Dataset records:
........

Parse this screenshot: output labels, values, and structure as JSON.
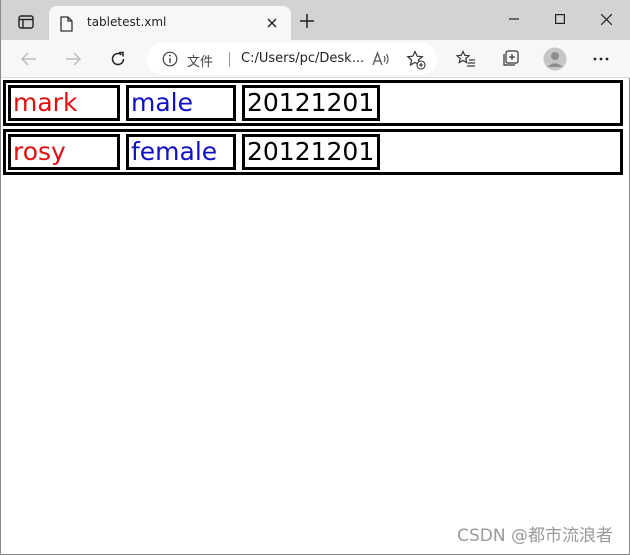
{
  "browser": {
    "tab": {
      "title": "tabletest.xml"
    },
    "address": {
      "file_label": "文件",
      "url": "C:/Users/pc/Desk..."
    }
  },
  "table": {
    "rows": [
      {
        "name": "mark",
        "gender": "male",
        "date": "20121201"
      },
      {
        "name": "rosy",
        "gender": "female",
        "date": "20121201"
      }
    ]
  },
  "colors": {
    "name": "#e01010",
    "gender": "#1010c8",
    "date": "#000000"
  },
  "watermark": "CSDN @都市流浪者"
}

........

Requirements >>
Extract all lines from the data in which "gender" is found.

Result for this task >>
        "gender": "male",
        "gender": "female",
    "gender": "#1010c8",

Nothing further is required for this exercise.